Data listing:
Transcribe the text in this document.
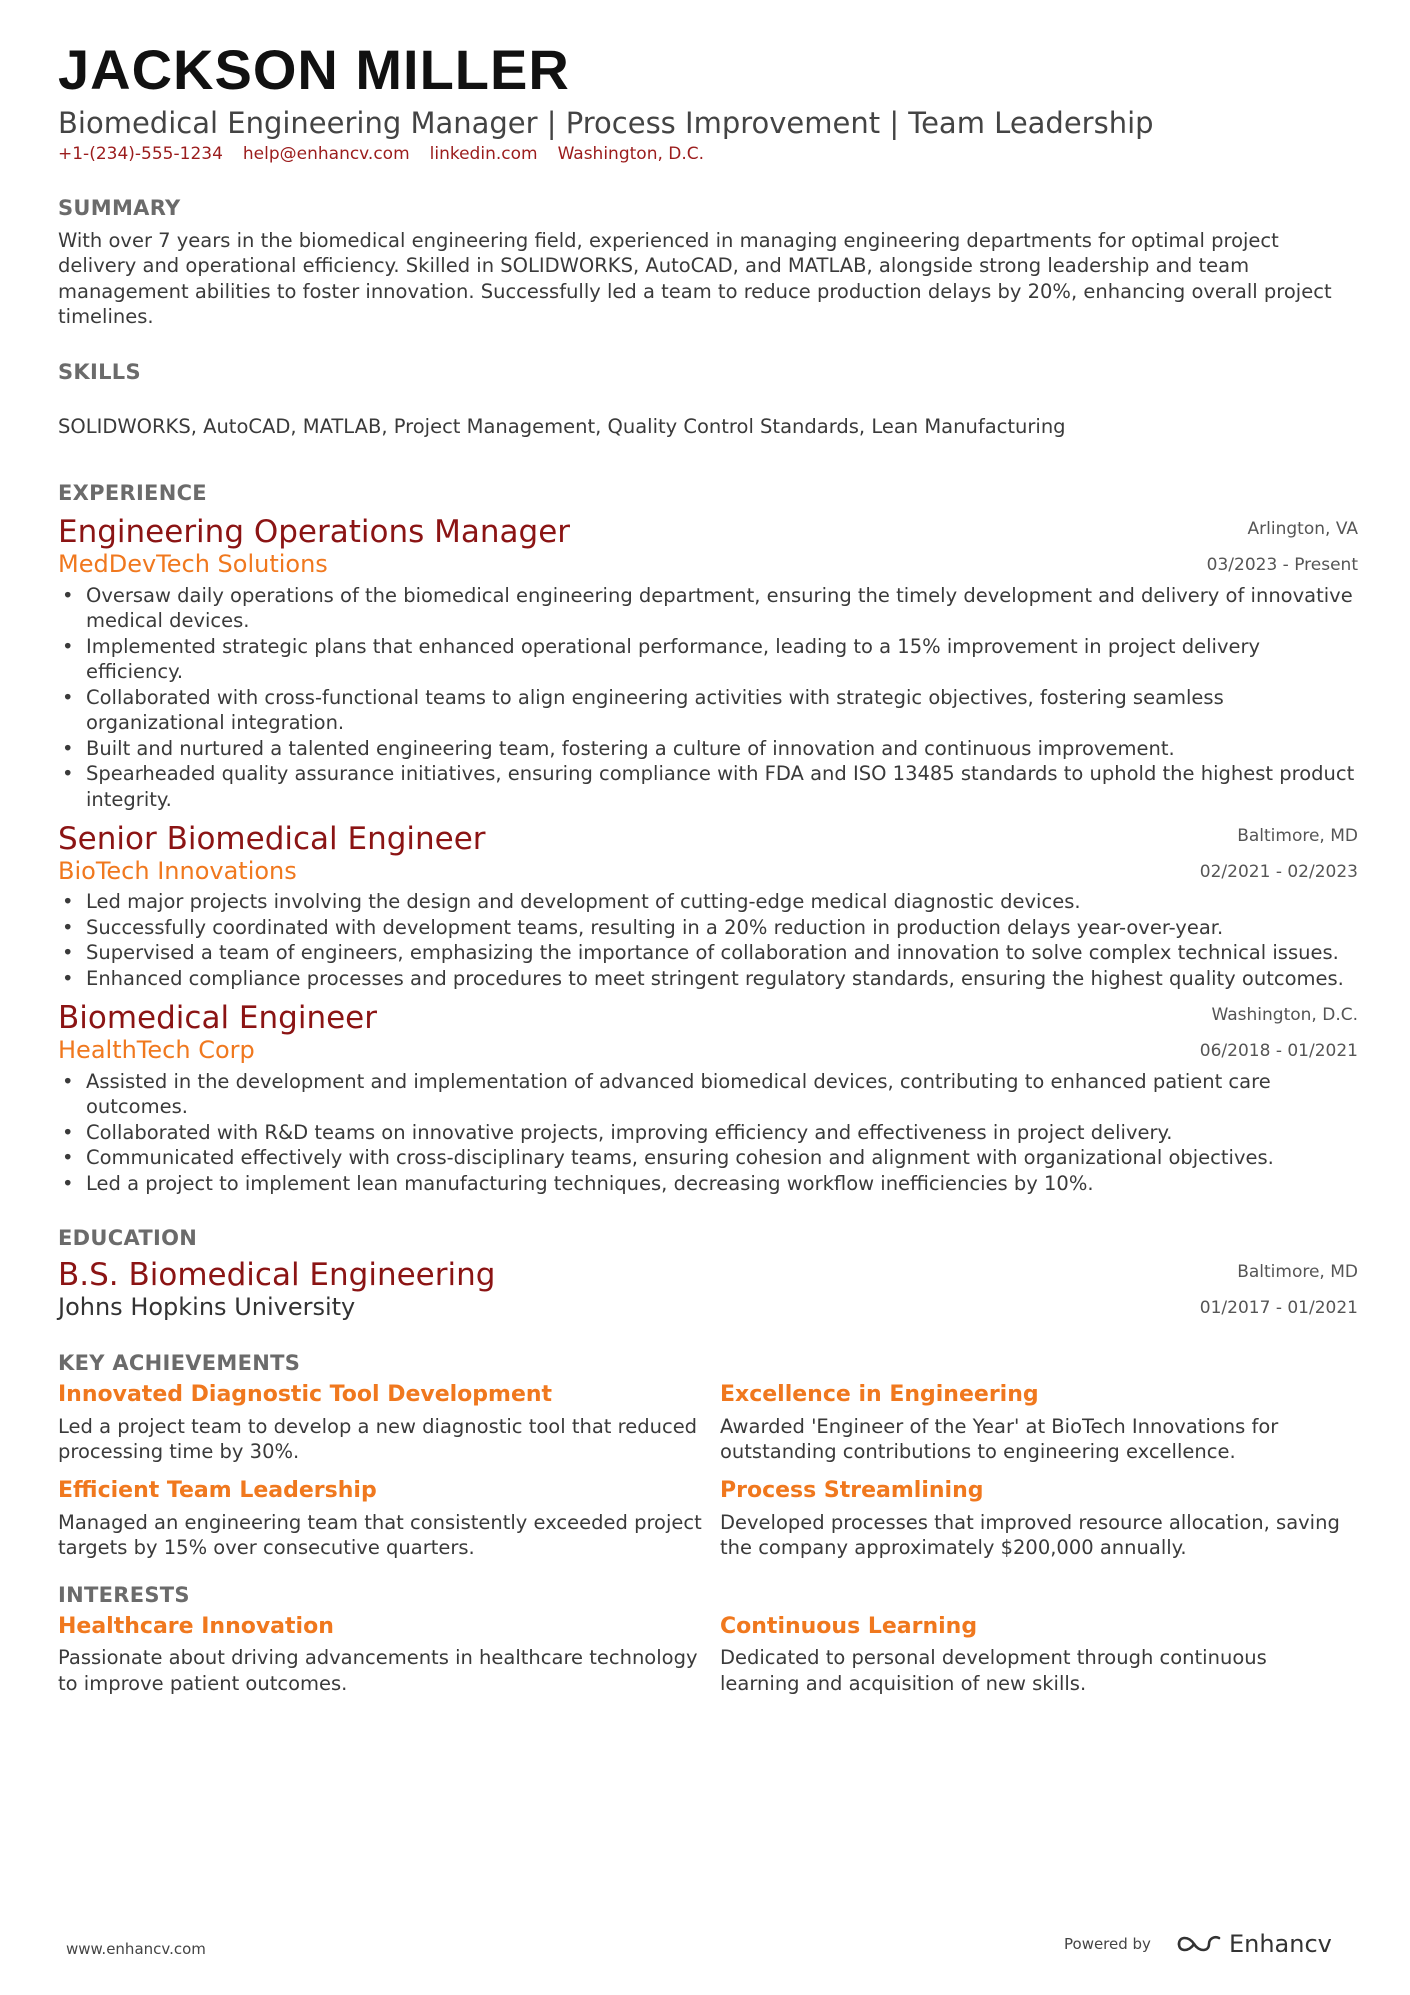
JACKSON MILLER
Biomedical Engineering Manager | Process Improvement | Team Leadership
+1-(234)-555-1234 help@enhancv.com linkedin.com Washington, D.C.
SUMMARY
With over 7 years in the biomedical engineering field, experienced in managing engineering departments for optimal project delivery and operational efficiency. Skilled in SOLIDWORKS, AutoCAD, and MATLAB, alongside strong leadership and team management abilities to foster innovation. Successfully led a team to reduce production delays by 20%, enhancing overall project timelines.
SKILLS
SOLIDWORKS, AutoCAD, MATLAB, Project Management, Quality Control Standards, Lean Manufacturing
EXPERIENCE
Engineering Operations Manager
MedDevTech Solutions
Arlington, VA
03/2023 - Present
• Oversaw daily operations of the biomedical engineering department, ensuring the timely development and delivery of innovative medical devices.
• Implemented strategic plans that enhanced operational performance, leading to a 15% improvement in project delivery efficiency.
• Collaborated with cross-functional teams to align engineering activities with strategic objectives, fostering seamless organizational integration.
• Built and nurtured a talented engineering team, fostering a culture of innovation and continuous improvement.
• Spearheaded quality assurance initiatives, ensuring compliance with FDA and ISO 13485 standards to uphold the highest product integrity.
Senior Biomedical Engineer
BioTech Innovations
Baltimore, MD
02/2021 - 02/2023
• Led major projects involving the design and development of cutting-edge medical diagnostic devices.
• Successfully coordinated with development teams, resulting in a 20% reduction in production delays year-over-year.
• Supervised a team of engineers, emphasizing the importance of collaboration and innovation to solve complex technical issues.
• Enhanced compliance processes and procedures to meet stringent regulatory standards, ensuring the highest quality outcomes.
Biomedical Engineer
HealthTech Corp
Washington, D.C.
06/2018 - 01/2021
• Assisted in the development and implementation of advanced biomedical devices, contributing to enhanced patient care outcomes.
• Collaborated with R&D teams on innovative projects, improving efficiency and effectiveness in project delivery.
• Communicated effectively with cross-disciplinary teams, ensuring cohesion and alignment with organizational objectives.
• Led a project to implement lean manufacturing techniques, decreasing workflow inefficiencies by 10%.
EDUCATION
B.S. Biomedical Engineering
Johns Hopkins University
Baltimore, MD
01/2017 - 01/2021
KEY ACHIEVEMENTS
Innovated Diagnostic Tool Development
Led a project team to develop a new diagnostic tool that reduced processing time by 30%.
Excellence in Engineering
Awarded 'Engineer of the Year' at BioTech Innovations for outstanding contributions to engineering excellence.
Efficient Team Leadership
Managed an engineering team that consistently exceeded project targets by 15% over consecutive quarters.
Process Streamlining
Developed processes that improved resource allocation, saving the company approximately $200,000 annually.
INTERESTS
Healthcare Innovation
Passionate about driving advancements in healthcare technology to improve patient outcomes.
Continuous Learning
Dedicated to personal development through continuous learning and acquisition of new skills.
www.enhancv.com	Powered by	Enhancv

■ Direction
Using the records above, pull out each line where the word "AutoCAD" occurs.

■ Solved problem
With over 7 years in the biomedical engineering field, experienced in managing engineering departments for optimal project delivery and operational efficiency. Skilled in SOLIDWORKS, AutoCAD, and MATLAB, alongside strong leadership and team management abilities to foster innovation. Successfully led a team to reduce production delays by 20%, enhancing overall project timelines.
SOLIDWORKS, AutoCAD, MATLAB, Project Management, Quality Control Standards, Lean Manufacturing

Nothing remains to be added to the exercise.